**Your task:**
Tally the lines of the listing that contain the word "Railway", then give the total and nothing else.

**Task material:**
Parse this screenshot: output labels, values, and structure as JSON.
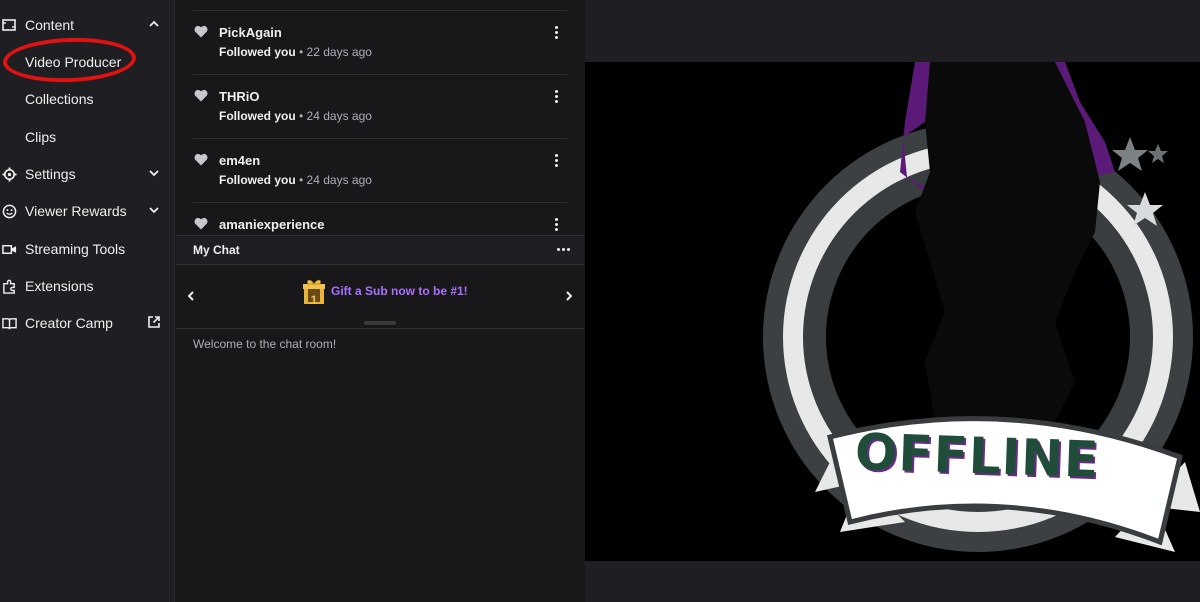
{
  "sidebar": {
    "items": [
      {
        "label": "Content",
        "icon": "content-icon",
        "chevron": "up"
      },
      {
        "label": "Video Producer",
        "sub": true
      },
      {
        "label": "Collections",
        "sub": true
      },
      {
        "label": "Clips",
        "sub": true
      },
      {
        "label": "Settings",
        "icon": "gear-icon",
        "chevron": "down"
      },
      {
        "label": "Viewer Rewards",
        "icon": "smile-icon",
        "chevron": "down"
      },
      {
        "label": "Streaming Tools",
        "icon": "camera-icon"
      },
      {
        "label": "Extensions",
        "icon": "puzzle-icon"
      },
      {
        "label": "Creator Camp",
        "icon": "book-icon",
        "external": true
      }
    ],
    "annotation_color": "#e01212"
  },
  "followers": [
    {
      "name": "PickAgain",
      "action": "Followed you",
      "time": "22 days ago"
    },
    {
      "name": "THRiO",
      "action": "Followed you",
      "time": "24 days ago"
    },
    {
      "name": "em4en",
      "action": "Followed you",
      "time": "24 days ago"
    },
    {
      "name": "amaniexperience",
      "action": "",
      "time": ""
    }
  ],
  "chat": {
    "title": "My Chat",
    "promo_text": "Gift a Sub now to be #1!",
    "gift_badge": "1",
    "welcome": "Welcome to the chat room!"
  },
  "video": {
    "status": "OFFLINE"
  },
  "colors": {
    "accent": "#a970ff",
    "background": "#18181b",
    "panel": "#1f1f23"
  }
}
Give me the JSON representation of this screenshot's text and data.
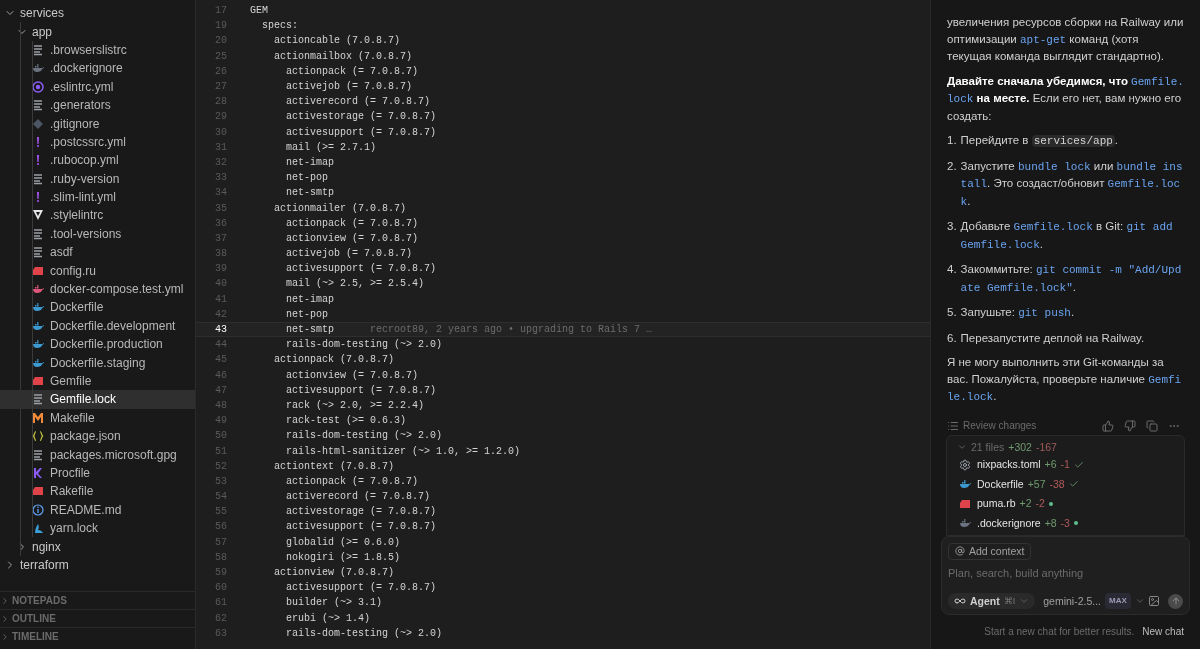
{
  "explorer": {
    "tree": [
      {
        "label": "services",
        "kind": "folder",
        "expanded": true,
        "children": [
          {
            "label": "app",
            "kind": "folder",
            "expanded": true,
            "children": [
              {
                "label": ".browserslistrc",
                "kind": "text",
                "selected": false
              },
              {
                "label": ".dockerignore",
                "kind": "dockerignore",
                "selected": false
              },
              {
                "label": ".eslintrc.yml",
                "kind": "eslint",
                "selected": false
              },
              {
                "label": ".generators",
                "kind": "text",
                "selected": false
              },
              {
                "label": ".gitignore",
                "kind": "git",
                "selected": false
              },
              {
                "label": ".postcssrc.yml",
                "kind": "yaml",
                "selected": false
              },
              {
                "label": ".rubocop.yml",
                "kind": "yaml",
                "selected": false
              },
              {
                "label": ".ruby-version",
                "kind": "text",
                "selected": false
              },
              {
                "label": ".slim-lint.yml",
                "kind": "yaml",
                "selected": false
              },
              {
                "label": ".stylelintrc",
                "kind": "stylelint",
                "selected": false
              },
              {
                "label": ".tool-versions",
                "kind": "text",
                "selected": false
              },
              {
                "label": "asdf",
                "kind": "text",
                "selected": false
              },
              {
                "label": "config.ru",
                "kind": "ruby",
                "selected": false
              },
              {
                "label": "docker-compose.test.yml",
                "kind": "compose",
                "selected": false
              },
              {
                "label": "Dockerfile",
                "kind": "docker",
                "selected": false
              },
              {
                "label": "Dockerfile.development",
                "kind": "docker",
                "selected": false
              },
              {
                "label": "Dockerfile.production",
                "kind": "docker",
                "selected": false
              },
              {
                "label": "Dockerfile.staging",
                "kind": "docker",
                "selected": false
              },
              {
                "label": "Gemfile",
                "kind": "ruby",
                "selected": false
              },
              {
                "label": "Gemfile.lock",
                "kind": "text",
                "selected": true
              },
              {
                "label": "Makefile",
                "kind": "make",
                "selected": false
              },
              {
                "label": "package.json",
                "kind": "json",
                "selected": false
              },
              {
                "label": "packages.microsoft.gpg",
                "kind": "text",
                "selected": false
              },
              {
                "label": "Procfile",
                "kind": "procfile",
                "selected": false
              },
              {
                "label": "Rakefile",
                "kind": "ruby",
                "selected": false
              },
              {
                "label": "README.md",
                "kind": "info",
                "selected": false
              },
              {
                "label": "yarn.lock",
                "kind": "yarn",
                "selected": false
              }
            ]
          },
          {
            "label": "nginx",
            "kind": "folder",
            "expanded": false
          }
        ]
      },
      {
        "label": "terraform",
        "kind": "folder",
        "expanded": false
      }
    ]
  },
  "sections": [
    {
      "label": "NOTEPADS",
      "expanded": false
    },
    {
      "label": "OUTLINE",
      "expanded": false
    },
    {
      "label": "TIMELINE",
      "expanded": false
    }
  ],
  "editor": {
    "lines": [
      {
        "number": "17",
        "text": "GEM",
        "current": false
      },
      {
        "number": "19",
        "text": "  specs:",
        "current": false
      },
      {
        "number": "20",
        "text": "    actioncable (7.0.8.7)",
        "current": false
      },
      {
        "number": "25",
        "text": "    actionmailbox (7.0.8.7)",
        "current": false
      },
      {
        "number": "26",
        "text": "      actionpack (= 7.0.8.7)",
        "current": false
      },
      {
        "number": "27",
        "text": "      activejob (= 7.0.8.7)",
        "current": false
      },
      {
        "number": "28",
        "text": "      activerecord (= 7.0.8.7)",
        "current": false
      },
      {
        "number": "29",
        "text": "      activestorage (= 7.0.8.7)",
        "current": false
      },
      {
        "number": "30",
        "text": "      activesupport (= 7.0.8.7)",
        "current": false
      },
      {
        "number": "31",
        "text": "      mail (>= 2.7.1)",
        "current": false
      },
      {
        "number": "32",
        "text": "      net-imap",
        "current": false
      },
      {
        "number": "33",
        "text": "      net-pop",
        "current": false
      },
      {
        "number": "34",
        "text": "      net-smtp",
        "current": false
      },
      {
        "number": "35",
        "text": "    actionmailer (7.0.8.7)",
        "current": false
      },
      {
        "number": "36",
        "text": "      actionpack (= 7.0.8.7)",
        "current": false
      },
      {
        "number": "37",
        "text": "      actionview (= 7.0.8.7)",
        "current": false
      },
      {
        "number": "38",
        "text": "      activejob (= 7.0.8.7)",
        "current": false
      },
      {
        "number": "39",
        "text": "      activesupport (= 7.0.8.7)",
        "current": false
      },
      {
        "number": "40",
        "text": "      mail (~> 2.5, >= 2.5.4)",
        "current": false
      },
      {
        "number": "41",
        "text": "      net-imap",
        "current": false
      },
      {
        "number": "42",
        "text": "      net-pop",
        "current": false
      },
      {
        "number": "43",
        "text": "      net-smtp",
        "current": true,
        "blame": "recroot89, 2 years ago • upgrading to Rails 7 …"
      },
      {
        "number": "44",
        "text": "      rails-dom-testing (~> 2.0)",
        "current": false
      },
      {
        "number": "45",
        "text": "    actionpack (7.0.8.7)",
        "current": false
      },
      {
        "number": "46",
        "text": "      actionview (= 7.0.8.7)",
        "current": false
      },
      {
        "number": "47",
        "text": "      activesupport (= 7.0.8.7)",
        "current": false
      },
      {
        "number": "48",
        "text": "      rack (~> 2.0, >= 2.2.4)",
        "current": false
      },
      {
        "number": "49",
        "text": "      rack-test (>= 0.6.3)",
        "current": false
      },
      {
        "number": "50",
        "text": "      rails-dom-testing (~> 2.0)",
        "current": false
      },
      {
        "number": "51",
        "text": "      rails-html-sanitizer (~> 1.0, >= 1.2.0)",
        "current": false
      },
      {
        "number": "52",
        "text": "    actiontext (7.0.8.7)",
        "current": false
      },
      {
        "number": "53",
        "text": "      actionpack (= 7.0.8.7)",
        "current": false
      },
      {
        "number": "54",
        "text": "      activerecord (= 7.0.8.7)",
        "current": false
      },
      {
        "number": "55",
        "text": "      activestorage (= 7.0.8.7)",
        "current": false
      },
      {
        "number": "56",
        "text": "      activesupport (= 7.0.8.7)",
        "current": false
      },
      {
        "number": "57",
        "text": "      globalid (>= 0.6.0)",
        "current": false
      },
      {
        "number": "58",
        "text": "      nokogiri (>= 1.8.5)",
        "current": false
      },
      {
        "number": "59",
        "text": "    actionview (7.0.8.7)",
        "current": false
      },
      {
        "number": "60",
        "text": "      activesupport (= 7.0.8.7)",
        "current": false
      },
      {
        "number": "61",
        "text": "      builder (~> 3.1)",
        "current": false
      },
      {
        "number": "62",
        "text": "      erubi (~> 1.4)",
        "current": false
      },
      {
        "number": "63",
        "text": "      rails-dom-testing (~> 2.0)",
        "current": false
      }
    ]
  },
  "chat": {
    "paragraphs": [
      [
        {
          "kind": "text",
          "text": "увеличения ресурсов сборки на Railway или оптимизации "
        },
        {
          "kind": "code",
          "text": "apt-get"
        },
        {
          "kind": "text",
          "text": " команд (хотя текущая команда выглядит стандартно)."
        }
      ],
      [
        {
          "kind": "bold",
          "text": "Давайте сначала убедимся, что "
        },
        {
          "kind": "code",
          "text": "Gemfile.lock"
        },
        {
          "kind": "bold",
          "text": " на месте."
        },
        {
          "kind": "text",
          "text": " Если его нет, вам нужно его создать:"
        }
      ]
    ],
    "steps": [
      {
        "number": "1.",
        "parts": [
          {
            "kind": "text",
            "text": "Перейдите в "
          },
          {
            "kind": "path",
            "text": "services/app"
          },
          {
            "kind": "text",
            "text": "."
          }
        ]
      },
      {
        "number": "2.",
        "parts": [
          {
            "kind": "text",
            "text": "Запустите "
          },
          {
            "kind": "code",
            "text": "bundle lock"
          },
          {
            "kind": "text",
            "text": " или "
          },
          {
            "kind": "code",
            "text": "bundle install"
          },
          {
            "kind": "text",
            "text": ". Это создаст/обновит "
          },
          {
            "kind": "code",
            "text": "Gemfile.lock"
          },
          {
            "kind": "text",
            "text": "."
          }
        ]
      },
      {
        "number": "3.",
        "parts": [
          {
            "kind": "text",
            "text": "Добавьте "
          },
          {
            "kind": "code",
            "text": "Gemfile.lock"
          },
          {
            "kind": "text",
            "text": " в Git: "
          },
          {
            "kind": "code",
            "text": "git add Gemfile.lock"
          },
          {
            "kind": "text",
            "text": "."
          }
        ]
      },
      {
        "number": "4.",
        "parts": [
          {
            "kind": "text",
            "text": "Закоммитьте: "
          },
          {
            "kind": "code",
            "text": "git commit -m \"Add/Update Gemfile.lock\""
          },
          {
            "kind": "text",
            "text": "."
          }
        ]
      },
      {
        "number": "5.",
        "parts": [
          {
            "kind": "text",
            "text": "Запушьте: "
          },
          {
            "kind": "code",
            "text": "git push"
          },
          {
            "kind": "text",
            "text": "."
          }
        ]
      },
      {
        "number": "6.",
        "parts": [
          {
            "kind": "text",
            "text": "Перезапустите деплой на Railway."
          }
        ]
      }
    ],
    "closing": [
      {
        "kind": "text",
        "text": "Я не могу выполнить эти Git-команды за вас. Пожалуйста, проверьте наличие "
      },
      {
        "kind": "code",
        "text": "Gemfile.lock"
      },
      {
        "kind": "text",
        "text": "."
      }
    ],
    "review": "Review changes",
    "changes": {
      "summary": "21 files",
      "added": "+302",
      "removed": "-167",
      "expanded": true,
      "files": [
        {
          "name": "nixpacks.toml",
          "kind": "config",
          "added": "+6",
          "removed": "-1",
          "accepted": true
        },
        {
          "name": "Dockerfile",
          "kind": "docker",
          "added": "+57",
          "removed": "-38",
          "accepted": true
        },
        {
          "name": "puma.rb",
          "kind": "ruby",
          "added": "+2",
          "removed": "-2",
          "accepted": false
        },
        {
          "name": ".dockerignore",
          "kind": "dockerignore",
          "added": "+8",
          "removed": "-3",
          "accepted": false
        }
      ]
    },
    "composer": {
      "context": "Add context",
      "placeholder": "Plan, search, build anything",
      "mode": "Agent",
      "mode_shortcut": "⌘I",
      "model": "gemini-2.5...",
      "model_badge": "MAX"
    },
    "footer": {
      "hint": "Start a new chat for better results.",
      "link": "New chat"
    }
  }
}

**Exercise answer:**
2